→ **SHORT PROBLEM**: Rewrite each of the rows below as a numbered list, omitting any blank lines.

→ **RAW RECORDS**:
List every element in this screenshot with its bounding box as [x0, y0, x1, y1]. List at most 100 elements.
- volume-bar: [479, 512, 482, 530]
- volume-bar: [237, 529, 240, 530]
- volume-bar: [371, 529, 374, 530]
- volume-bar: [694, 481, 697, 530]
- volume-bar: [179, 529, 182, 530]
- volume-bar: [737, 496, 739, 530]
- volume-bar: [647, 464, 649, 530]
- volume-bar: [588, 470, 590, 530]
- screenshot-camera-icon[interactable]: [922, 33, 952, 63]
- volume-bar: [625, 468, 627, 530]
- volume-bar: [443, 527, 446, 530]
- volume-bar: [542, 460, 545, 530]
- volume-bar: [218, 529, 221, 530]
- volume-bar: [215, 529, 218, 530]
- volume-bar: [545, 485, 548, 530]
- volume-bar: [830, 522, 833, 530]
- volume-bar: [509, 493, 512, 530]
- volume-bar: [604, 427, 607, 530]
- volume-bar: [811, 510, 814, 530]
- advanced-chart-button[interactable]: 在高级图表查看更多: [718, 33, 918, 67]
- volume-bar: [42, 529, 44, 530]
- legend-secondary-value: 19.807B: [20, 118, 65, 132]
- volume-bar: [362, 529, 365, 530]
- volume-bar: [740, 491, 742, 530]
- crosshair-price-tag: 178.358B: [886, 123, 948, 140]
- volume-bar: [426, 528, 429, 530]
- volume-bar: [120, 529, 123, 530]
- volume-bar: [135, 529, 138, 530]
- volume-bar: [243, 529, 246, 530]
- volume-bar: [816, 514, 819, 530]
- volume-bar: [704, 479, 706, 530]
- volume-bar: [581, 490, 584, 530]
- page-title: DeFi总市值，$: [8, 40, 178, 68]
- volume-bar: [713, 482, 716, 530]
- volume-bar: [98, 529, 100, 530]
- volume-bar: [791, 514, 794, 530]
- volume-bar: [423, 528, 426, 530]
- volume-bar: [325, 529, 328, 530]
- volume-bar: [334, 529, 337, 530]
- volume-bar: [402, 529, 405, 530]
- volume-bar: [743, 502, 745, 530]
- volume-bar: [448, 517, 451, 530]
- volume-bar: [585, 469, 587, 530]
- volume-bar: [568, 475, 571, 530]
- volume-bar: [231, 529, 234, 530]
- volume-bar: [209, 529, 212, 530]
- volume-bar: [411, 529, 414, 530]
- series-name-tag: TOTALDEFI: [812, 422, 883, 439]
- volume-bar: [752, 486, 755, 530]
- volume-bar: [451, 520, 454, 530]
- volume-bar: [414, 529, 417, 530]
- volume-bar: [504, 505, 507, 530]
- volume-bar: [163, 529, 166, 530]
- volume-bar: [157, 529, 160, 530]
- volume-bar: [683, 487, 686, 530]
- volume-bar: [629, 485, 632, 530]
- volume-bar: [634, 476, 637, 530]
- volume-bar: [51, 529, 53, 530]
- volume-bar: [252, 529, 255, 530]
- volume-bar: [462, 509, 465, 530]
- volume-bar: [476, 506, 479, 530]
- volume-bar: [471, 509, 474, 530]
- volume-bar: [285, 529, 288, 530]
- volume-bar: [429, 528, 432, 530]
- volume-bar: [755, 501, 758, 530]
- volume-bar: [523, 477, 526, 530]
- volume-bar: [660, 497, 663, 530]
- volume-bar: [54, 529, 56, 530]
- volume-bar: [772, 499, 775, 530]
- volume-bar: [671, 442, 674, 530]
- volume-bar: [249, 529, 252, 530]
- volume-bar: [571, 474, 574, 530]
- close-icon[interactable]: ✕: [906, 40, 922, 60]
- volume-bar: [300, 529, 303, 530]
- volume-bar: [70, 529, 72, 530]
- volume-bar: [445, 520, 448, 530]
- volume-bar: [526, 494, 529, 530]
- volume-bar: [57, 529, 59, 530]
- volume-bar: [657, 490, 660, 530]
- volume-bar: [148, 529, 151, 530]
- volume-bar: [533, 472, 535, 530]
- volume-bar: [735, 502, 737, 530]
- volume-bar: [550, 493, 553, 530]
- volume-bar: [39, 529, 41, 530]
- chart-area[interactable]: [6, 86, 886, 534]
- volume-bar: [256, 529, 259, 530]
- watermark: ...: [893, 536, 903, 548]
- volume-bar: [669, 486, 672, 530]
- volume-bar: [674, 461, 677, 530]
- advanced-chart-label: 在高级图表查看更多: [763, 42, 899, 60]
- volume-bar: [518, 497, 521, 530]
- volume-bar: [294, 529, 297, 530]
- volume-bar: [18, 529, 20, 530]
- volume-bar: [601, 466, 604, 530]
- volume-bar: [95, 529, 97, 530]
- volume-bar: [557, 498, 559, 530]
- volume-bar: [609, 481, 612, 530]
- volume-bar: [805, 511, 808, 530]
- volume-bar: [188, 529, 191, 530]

→ **CORRECT RESPONSE**:
1. List every element in this screenshot with its bounding box as [x0, y0, x1, y1]. List at most 100 elements.
2. - volume-bar: [479, 512, 482, 530]
3. - volume-bar: [237, 529, 240, 530]
4. - volume-bar: [371, 529, 374, 530]
5. - volume-bar: [694, 481, 697, 530]
6. - volume-bar: [179, 529, 182, 530]
7. - volume-bar: [737, 496, 739, 530]
8. - volume-bar: [647, 464, 649, 530]
9. - volume-bar: [588, 470, 590, 530]
10. - screenshot-camera-icon[interactable]: [922, 33, 952, 63]
11. - volume-bar: [625, 468, 627, 530]
12. - volume-bar: [443, 527, 446, 530]
13. - volume-bar: [542, 460, 545, 530]
14. - volume-bar: [218, 529, 221, 530]
15. - volume-bar: [215, 529, 218, 530]
16. - volume-bar: [545, 485, 548, 530]
17. - volume-bar: [830, 522, 833, 530]
18. - volume-bar: [509, 493, 512, 530]
19. - volume-bar: [604, 427, 607, 530]
20. - volume-bar: [811, 510, 814, 530]
21. - advanced-chart-button[interactable]: 在高级图表查看更多: [718, 33, 918, 67]
22. - volume-bar: [42, 529, 44, 530]
23. - legend-secondary-value: 19.807B: [20, 118, 65, 132]
24. - volume-bar: [362, 529, 365, 530]
25. - volume-bar: [740, 491, 742, 530]
26. - crosshair-price-tag: 178.358B: [886, 123, 948, 140]
27. - volume-bar: [426, 528, 429, 530]
28. - volume-bar: [120, 529, 123, 530]
29. - volume-bar: [135, 529, 138, 530]
30. - volume-bar: [243, 529, 246, 530]
31. - volume-bar: [816, 514, 819, 530]
32. - volume-bar: [704, 479, 706, 530]
33. - volume-bar: [581, 490, 584, 530]
34. - page-title: DeFi总市值，$: [8, 40, 178, 68]
35. - volume-bar: [713, 482, 716, 530]
36. - volume-bar: [98, 529, 100, 530]
37. - volume-bar: [791, 514, 794, 530]
38. - volume-bar: [423, 528, 426, 530]
39. - volume-bar: [325, 529, 328, 530]
40. - volume-bar: [334, 529, 337, 530]
41. - volume-bar: [402, 529, 405, 530]
42. - volume-bar: [743, 502, 745, 530]
43. - volume-bar: [448, 517, 451, 530]
44. - volume-bar: [585, 469, 587, 530]
45. - volume-bar: [568, 475, 571, 530]
46. - volume-bar: [231, 529, 234, 530]
47. - volume-bar: [209, 529, 212, 530]
48. - volume-bar: [411, 529, 414, 530]
49. - series-name-tag: TOTALDEFI: [812, 422, 883, 439]
50. - volume-bar: [752, 486, 755, 530]
51. - volume-bar: [451, 520, 454, 530]
52. - volume-bar: [414, 529, 417, 530]
53. - volume-bar: [504, 505, 507, 530]
54. - volume-bar: [163, 529, 166, 530]
55. - volume-bar: [157, 529, 160, 530]
56. - volume-bar: [683, 487, 686, 530]
57. - volume-bar: [629, 485, 632, 530]
58. - volume-bar: [634, 476, 637, 530]
59. - volume-bar: [51, 529, 53, 530]
60. - volume-bar: [252, 529, 255, 530]
61. - volume-bar: [462, 509, 465, 530]
62. - volume-bar: [476, 506, 479, 530]
63. - volume-bar: [471, 509, 474, 530]
64. - volume-bar: [285, 529, 288, 530]
65. - volume-bar: [429, 528, 432, 530]
66. - volume-bar: [755, 501, 758, 530]
67. - volume-bar: [523, 477, 526, 530]
68. - volume-bar: [660, 497, 663, 530]
69. - volume-bar: [54, 529, 56, 530]
70. - volume-bar: [772, 499, 775, 530]
71. - volume-bar: [671, 442, 674, 530]
72. - volume-bar: [249, 529, 252, 530]
73. - volume-bar: [571, 474, 574, 530]
74. - close-icon[interactable]: ✕: [906, 40, 922, 60]
75. - volume-bar: [300, 529, 303, 530]
76. - volume-bar: [70, 529, 72, 530]
77. - volume-bar: [445, 520, 448, 530]
78. - volume-bar: [526, 494, 529, 530]
79. - volume-bar: [57, 529, 59, 530]
80. - volume-bar: [657, 490, 660, 530]
81. - volume-bar: [148, 529, 151, 530]
82. - volume-bar: [533, 472, 535, 530]
83. - volume-bar: [735, 502, 737, 530]
84. - volume-bar: [550, 493, 553, 530]
85. - volume-bar: [39, 529, 41, 530]
86. - chart-area[interactable]: [6, 86, 886, 534]
87. - volume-bar: [256, 529, 259, 530]
88. - watermark: ...: [893, 536, 903, 548]
89. - volume-bar: [669, 486, 672, 530]
90. - volume-bar: [674, 461, 677, 530]
91. - advanced-chart-label: 在高级图表查看更多: [763, 42, 899, 60]
92. - volume-bar: [518, 497, 521, 530]
93. - volume-bar: [294, 529, 297, 530]
94. - volume-bar: [18, 529, 20, 530]
95. - volume-bar: [601, 466, 604, 530]
96. - volume-bar: [95, 529, 97, 530]
97. - volume-bar: [557, 498, 559, 530]
98. - volume-bar: [609, 481, 612, 530]
99. - volume-bar: [805, 511, 808, 530]
100. - volume-bar: [188, 529, 191, 530]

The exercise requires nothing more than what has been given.